Exercise description >>
Write the data out again, character for character, with no images.

(Data entries)
• • • • •

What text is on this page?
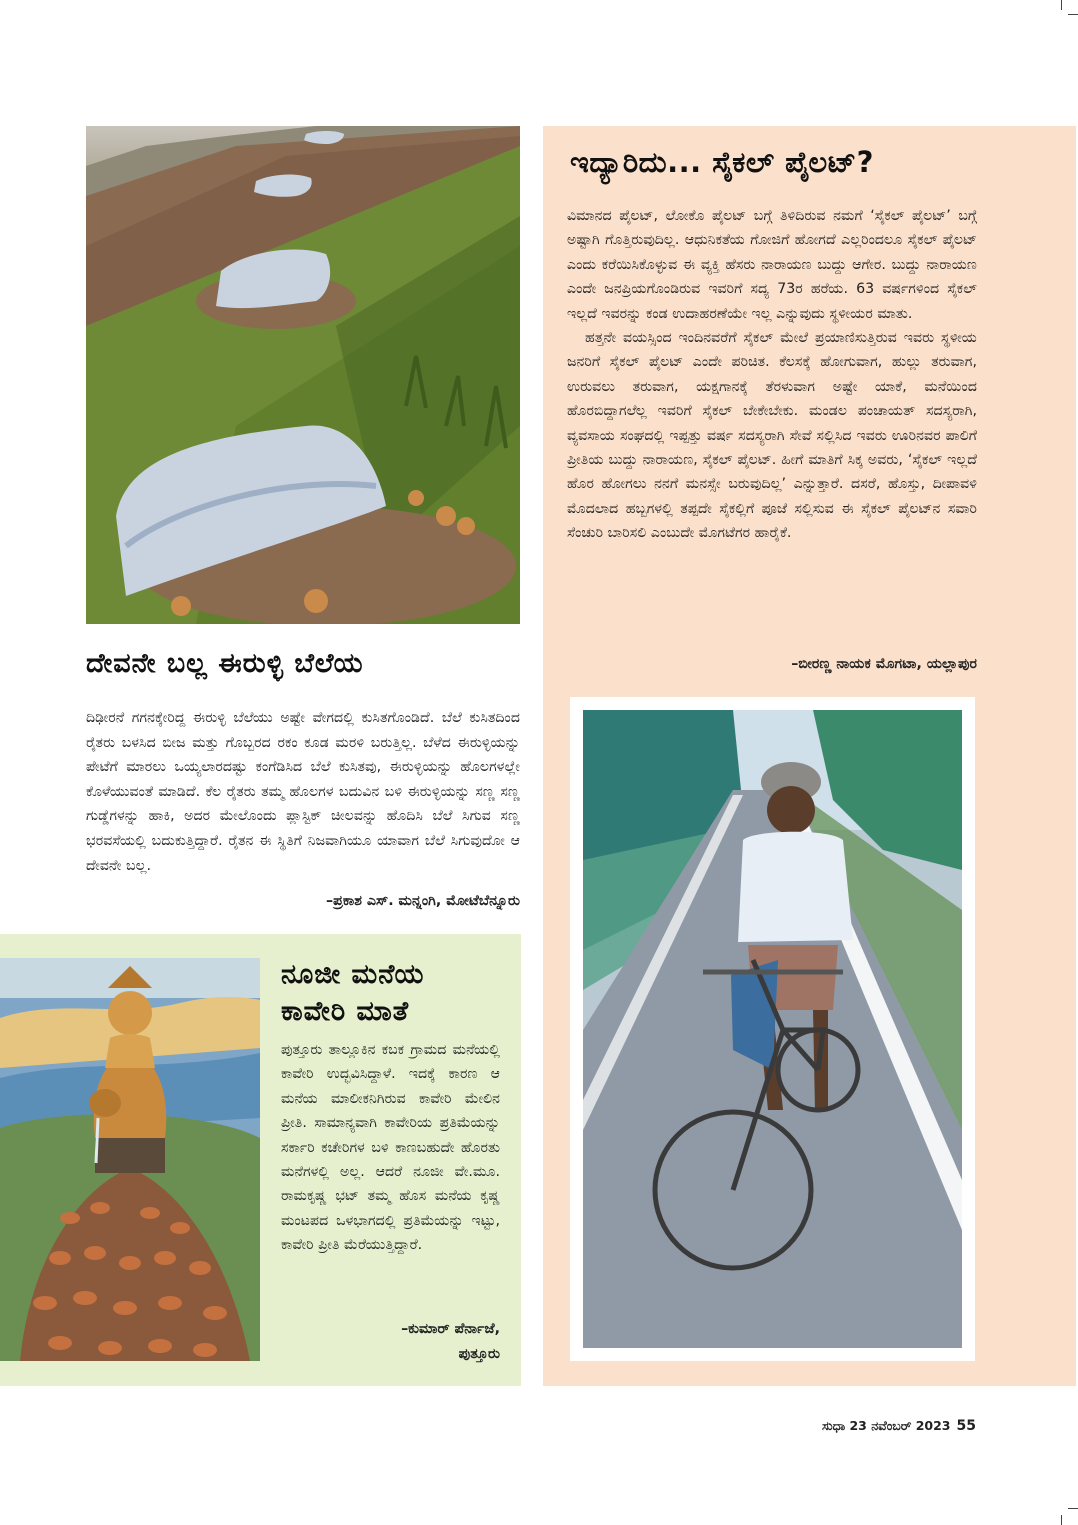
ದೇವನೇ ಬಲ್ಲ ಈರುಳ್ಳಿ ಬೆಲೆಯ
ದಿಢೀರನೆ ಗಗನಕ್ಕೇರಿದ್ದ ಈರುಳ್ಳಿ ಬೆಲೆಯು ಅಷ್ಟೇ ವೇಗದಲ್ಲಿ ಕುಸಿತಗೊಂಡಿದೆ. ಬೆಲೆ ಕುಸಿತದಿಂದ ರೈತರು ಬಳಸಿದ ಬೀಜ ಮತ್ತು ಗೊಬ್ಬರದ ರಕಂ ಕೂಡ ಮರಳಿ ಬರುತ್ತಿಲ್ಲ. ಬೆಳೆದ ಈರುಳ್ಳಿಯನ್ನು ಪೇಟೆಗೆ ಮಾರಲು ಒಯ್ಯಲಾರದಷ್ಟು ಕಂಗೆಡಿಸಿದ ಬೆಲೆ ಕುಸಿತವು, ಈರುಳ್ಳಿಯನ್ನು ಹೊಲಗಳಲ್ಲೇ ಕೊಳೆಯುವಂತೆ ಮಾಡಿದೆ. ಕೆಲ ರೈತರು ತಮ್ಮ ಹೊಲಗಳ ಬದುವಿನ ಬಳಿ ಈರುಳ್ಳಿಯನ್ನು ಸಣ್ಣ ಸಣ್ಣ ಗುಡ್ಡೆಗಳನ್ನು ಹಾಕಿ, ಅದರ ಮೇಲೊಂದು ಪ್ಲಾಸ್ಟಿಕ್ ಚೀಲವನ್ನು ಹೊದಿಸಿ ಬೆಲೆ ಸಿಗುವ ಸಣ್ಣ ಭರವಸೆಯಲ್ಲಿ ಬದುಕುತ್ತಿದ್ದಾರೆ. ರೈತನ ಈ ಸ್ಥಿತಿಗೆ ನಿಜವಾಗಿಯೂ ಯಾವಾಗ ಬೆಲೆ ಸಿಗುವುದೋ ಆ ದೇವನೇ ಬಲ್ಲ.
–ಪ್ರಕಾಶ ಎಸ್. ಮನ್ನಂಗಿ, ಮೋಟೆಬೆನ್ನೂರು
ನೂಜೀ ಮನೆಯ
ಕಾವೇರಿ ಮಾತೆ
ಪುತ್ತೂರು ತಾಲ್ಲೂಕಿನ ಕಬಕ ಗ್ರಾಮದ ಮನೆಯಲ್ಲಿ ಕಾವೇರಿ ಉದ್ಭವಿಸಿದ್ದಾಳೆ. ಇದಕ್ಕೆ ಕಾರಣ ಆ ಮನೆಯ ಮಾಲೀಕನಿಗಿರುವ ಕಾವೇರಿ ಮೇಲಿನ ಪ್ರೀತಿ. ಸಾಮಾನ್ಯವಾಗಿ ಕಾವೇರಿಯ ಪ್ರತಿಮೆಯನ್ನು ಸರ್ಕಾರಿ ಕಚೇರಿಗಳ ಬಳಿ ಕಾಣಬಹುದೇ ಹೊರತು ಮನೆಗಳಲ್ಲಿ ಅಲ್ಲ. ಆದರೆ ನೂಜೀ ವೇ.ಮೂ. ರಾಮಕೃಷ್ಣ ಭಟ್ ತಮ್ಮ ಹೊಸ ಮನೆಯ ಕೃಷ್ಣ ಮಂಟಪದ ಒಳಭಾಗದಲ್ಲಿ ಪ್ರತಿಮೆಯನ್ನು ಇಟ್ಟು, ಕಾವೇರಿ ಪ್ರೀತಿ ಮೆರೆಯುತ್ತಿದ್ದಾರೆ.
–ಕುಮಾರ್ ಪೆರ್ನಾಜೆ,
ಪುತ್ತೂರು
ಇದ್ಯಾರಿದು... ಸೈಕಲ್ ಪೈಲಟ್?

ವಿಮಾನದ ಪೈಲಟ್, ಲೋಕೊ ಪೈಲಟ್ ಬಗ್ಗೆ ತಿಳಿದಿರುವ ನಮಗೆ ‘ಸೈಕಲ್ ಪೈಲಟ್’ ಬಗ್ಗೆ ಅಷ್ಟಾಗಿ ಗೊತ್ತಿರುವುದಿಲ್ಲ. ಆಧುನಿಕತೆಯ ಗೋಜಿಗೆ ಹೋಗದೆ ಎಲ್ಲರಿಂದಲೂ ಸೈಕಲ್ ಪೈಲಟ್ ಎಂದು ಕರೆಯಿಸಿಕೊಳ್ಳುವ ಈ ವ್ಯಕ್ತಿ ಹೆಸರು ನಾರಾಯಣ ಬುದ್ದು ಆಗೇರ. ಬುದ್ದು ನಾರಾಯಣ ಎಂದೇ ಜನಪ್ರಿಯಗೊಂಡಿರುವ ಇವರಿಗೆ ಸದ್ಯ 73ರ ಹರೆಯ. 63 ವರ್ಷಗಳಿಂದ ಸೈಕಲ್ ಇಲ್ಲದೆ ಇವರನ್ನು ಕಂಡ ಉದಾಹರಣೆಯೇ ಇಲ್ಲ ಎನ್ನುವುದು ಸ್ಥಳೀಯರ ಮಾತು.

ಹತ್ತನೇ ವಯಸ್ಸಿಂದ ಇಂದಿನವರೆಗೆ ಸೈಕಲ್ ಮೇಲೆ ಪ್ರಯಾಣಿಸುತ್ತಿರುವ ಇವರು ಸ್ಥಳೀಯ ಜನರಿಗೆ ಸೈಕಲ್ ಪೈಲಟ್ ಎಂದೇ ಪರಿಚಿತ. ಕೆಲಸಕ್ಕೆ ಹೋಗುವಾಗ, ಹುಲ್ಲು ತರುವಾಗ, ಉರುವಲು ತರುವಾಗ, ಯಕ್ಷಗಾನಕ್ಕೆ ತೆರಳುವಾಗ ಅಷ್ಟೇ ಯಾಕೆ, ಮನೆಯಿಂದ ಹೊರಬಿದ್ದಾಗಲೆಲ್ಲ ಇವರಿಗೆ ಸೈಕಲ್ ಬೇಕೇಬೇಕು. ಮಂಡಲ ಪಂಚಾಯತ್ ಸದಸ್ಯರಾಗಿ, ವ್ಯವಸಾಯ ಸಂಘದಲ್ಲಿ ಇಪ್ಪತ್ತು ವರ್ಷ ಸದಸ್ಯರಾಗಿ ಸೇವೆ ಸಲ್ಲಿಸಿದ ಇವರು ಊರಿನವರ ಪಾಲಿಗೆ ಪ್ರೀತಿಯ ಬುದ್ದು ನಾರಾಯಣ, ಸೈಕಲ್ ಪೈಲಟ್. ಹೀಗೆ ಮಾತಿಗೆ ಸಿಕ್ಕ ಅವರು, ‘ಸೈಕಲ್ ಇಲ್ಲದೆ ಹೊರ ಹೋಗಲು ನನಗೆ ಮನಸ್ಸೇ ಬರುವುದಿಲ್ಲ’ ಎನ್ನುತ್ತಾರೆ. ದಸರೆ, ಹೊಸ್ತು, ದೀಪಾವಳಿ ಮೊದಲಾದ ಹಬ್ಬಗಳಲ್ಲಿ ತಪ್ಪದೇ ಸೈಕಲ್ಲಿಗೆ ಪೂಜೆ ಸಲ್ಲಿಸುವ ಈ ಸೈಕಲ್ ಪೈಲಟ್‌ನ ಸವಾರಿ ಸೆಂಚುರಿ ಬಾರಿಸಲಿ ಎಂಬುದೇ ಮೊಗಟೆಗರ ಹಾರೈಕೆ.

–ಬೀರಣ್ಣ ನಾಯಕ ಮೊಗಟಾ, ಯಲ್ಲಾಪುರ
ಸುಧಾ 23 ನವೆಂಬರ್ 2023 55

• • • • •

Response >>
What text is on this page?
ದೇವನೇ ಬಲ್ಲ ಈರುಳ್ಳಿ ಬೆಲೆಯ
ದಿಢೀರನೆ ಗಗನಕ್ಕೇರಿದ್ದ ಈರುಳ್ಳಿ ಬೆಲೆಯು ಅಷ್ಟೇ ವೇಗದಲ್ಲಿ ಕುಸಿತಗೊಂಡಿದೆ. ಬೆಲೆ ಕುಸಿತದಿಂದ ರೈತರು ಬಳಸಿದ ಬೀಜ ಮತ್ತು ಗೊಬ್ಬರದ ರಕಂ ಕೂಡ ಮರಳಿ ಬರುತ್ತಿಲ್ಲ. ಬೆಳೆದ ಈರುಳ್ಳಿಯನ್ನು ಪೇಟೆಗೆ ಮಾರಲು ಒಯ್ಯಲಾರದಷ್ಟು ಕಂಗೆಡಿಸಿದ ಬೆಲೆ ಕುಸಿತವು, ಈರುಳ್ಳಿಯನ್ನು ಹೊಲಗಳಲ್ಲೇ ಕೊಳೆಯುವಂತೆ ಮಾಡಿದೆ. ಕೆಲ ರೈತರು ತಮ್ಮ ಹೊಲಗಳ ಬದುವಿನ ಬಳಿ ಈರುಳ್ಳಿಯನ್ನು ಸಣ್ಣ ಸಣ್ಣ ಗುಡ್ಡೆಗಳನ್ನು ಹಾಕಿ, ಅದರ ಮೇಲೊಂದು ಪ್ಲಾಸ್ಟಿಕ್ ಚೀಲವನ್ನು ಹೊದಿಸಿ ಬೆಲೆ ಸಿಗುವ ಸಣ್ಣ ಭರವಸೆಯಲ್ಲಿ ಬದುಕುತ್ತಿದ್ದಾರೆ. ರೈತನ ಈ ಸ್ಥಿತಿಗೆ ನಿಜವಾಗಿಯೂ ಯಾವಾಗ ಬೆಲೆ ಸಿಗುವುದೋ ಆ ದೇವನೇ ಬಲ್ಲ.
–ಪ್ರಕಾಶ ಎಸ್. ಮನ್ನಂಗಿ, ಮೋಟೆಬೆನ್ನೂರು
ನೂಜೀ ಮನೆಯ
ಕಾವೇರಿ ಮಾತೆ
ಪುತ್ತೂರು ತಾಲ್ಲೂಕಿನ ಕಬಕ ಗ್ರಾಮದ ಮನೆಯಲ್ಲಿ ಕಾವೇರಿ ಉದ್ಭವಿಸಿದ್ದಾಳೆ. ಇದಕ್ಕೆ ಕಾರಣ ಆ ಮನೆಯ ಮಾಲೀಕನಿಗಿರುವ ಕಾವೇರಿ ಮೇಲಿನ ಪ್ರೀತಿ. ಸಾಮಾನ್ಯವಾಗಿ ಕಾವೇರಿಯ ಪ್ರತಿಮೆಯನ್ನು ಸರ್ಕಾರಿ ಕಚೇರಿಗಳ ಬಳಿ ಕಾಣಬಹುದೇ ಹೊರತು ಮನೆಗಳಲ್ಲಿ ಅಲ್ಲ. ಆದರೆ ನೂಜೀ ವೇ.ಮೂ. ರಾಮಕೃಷ್ಣ ಭಟ್ ತಮ್ಮ ಹೊಸ ಮನೆಯ ಕೃಷ್ಣ ಮಂಟಪದ ಒಳಭಾಗದಲ್ಲಿ ಪ್ರತಿಮೆಯನ್ನು ಇಟ್ಟು, ಕಾವೇರಿ ಪ್ರೀತಿ ಮೆರೆಯುತ್ತಿದ್ದಾರೆ.
–ಕುಮಾರ್ ಪೆರ್ನಾಜೆ,
ಪುತ್ತೂರು
ಇದ್ಯಾರಿದು... ಸೈಕಲ್ ಪೈಲಟ್?

ವಿಮಾನದ ಪೈಲಟ್, ಲೋಕೊ ಪೈಲಟ್ ಬಗ್ಗೆ ತಿಳಿದಿರುವ ನಮಗೆ ‘ಸೈಕಲ್ ಪೈಲಟ್’ ಬಗ್ಗೆ ಅಷ್ಟಾಗಿ ಗೊತ್ತಿರುವುದಿಲ್ಲ. ಆಧುನಿಕತೆಯ ಗೋಜಿಗೆ ಹೋಗದೆ ಎಲ್ಲರಿಂದಲೂ ಸೈಕಲ್ ಪೈಲಟ್ ಎಂದು ಕರೆಯಿಸಿಕೊಳ್ಳುವ ಈ ವ್ಯಕ್ತಿ ಹೆಸರು ನಾರಾಯಣ ಬುದ್ದು ಆಗೇರ. ಬುದ್ದು ನಾರಾಯಣ ಎಂದೇ ಜನಪ್ರಿಯಗೊಂಡಿರುವ ಇವರಿಗೆ ಸದ್ಯ 73ರ ಹರೆಯ. 63 ವರ್ಷಗಳಿಂದ ಸೈಕಲ್ ಇಲ್ಲದೆ ಇವರನ್ನು ಕಂಡ ಉದಾಹರಣೆಯೇ ಇಲ್ಲ ಎನ್ನುವುದು ಸ್ಥಳೀಯರ ಮಾತು.

ಹತ್ತನೇ ವಯಸ್ಸಿಂದ ಇಂದಿನವರೆಗೆ ಸೈಕಲ್ ಮೇಲೆ ಪ್ರಯಾಣಿಸುತ್ತಿರುವ ಇವರು ಸ್ಥಳೀಯ ಜನರಿಗೆ ಸೈಕಲ್ ಪೈಲಟ್ ಎಂದೇ ಪರಿಚಿತ. ಕೆಲಸಕ್ಕೆ ಹೋಗುವಾಗ, ಹುಲ್ಲು ತರುವಾಗ, ಉರುವಲು ತರುವಾಗ, ಯಕ್ಷಗಾನಕ್ಕೆ ತೆರಳುವಾಗ ಅಷ್ಟೇ ಯಾಕೆ, ಮನೆಯಿಂದ ಹೊರಬಿದ್ದಾಗಲೆಲ್ಲ ಇವರಿಗೆ ಸೈಕಲ್ ಬೇಕೇಬೇಕು. ಮಂಡಲ ಪಂಚಾಯತ್ ಸದಸ್ಯರಾಗಿ, ವ್ಯವಸಾಯ ಸಂಘದಲ್ಲಿ ಇಪ್ಪತ್ತು ವರ್ಷ ಸದಸ್ಯರಾಗಿ ಸೇವೆ ಸಲ್ಲಿಸಿದ ಇವರು ಊರಿನವರ ಪಾಲಿಗೆ ಪ್ರೀತಿಯ ಬುದ್ದು ನಾರಾಯಣ, ಸೈಕಲ್ ಪೈಲಟ್. ಹೀಗೆ ಮಾತಿಗೆ ಸಿಕ್ಕ ಅವರು, ‘ಸೈಕಲ್ ಇಲ್ಲದೆ ಹೊರ ಹೋಗಲು ನನಗೆ ಮನಸ್ಸೇ ಬರುವುದಿಲ್ಲ’ ಎನ್ನುತ್ತಾರೆ. ದಸರೆ, ಹೊಸ್ತು, ದೀಪಾವಳಿ ಮೊದಲಾದ ಹಬ್ಬಗಳಲ್ಲಿ ತಪ್ಪದೇ ಸೈಕಲ್ಲಿಗೆ ಪೂಜೆ ಸಲ್ಲಿಸುವ ಈ ಸೈಕಲ್ ಪೈಲಟ್‌ನ ಸವಾರಿ ಸೆಂಚುರಿ ಬಾರಿಸಲಿ ಎಂಬುದೇ ಮೊಗಟೆಗರ ಹಾರೈಕೆ.

–ಬೀರಣ್ಣ ನಾಯಕ ಮೊಗಟಾ, ಯಲ್ಲಾಪುರ
ಸುಧಾ 23 ನವೆಂಬರ್ 2023 55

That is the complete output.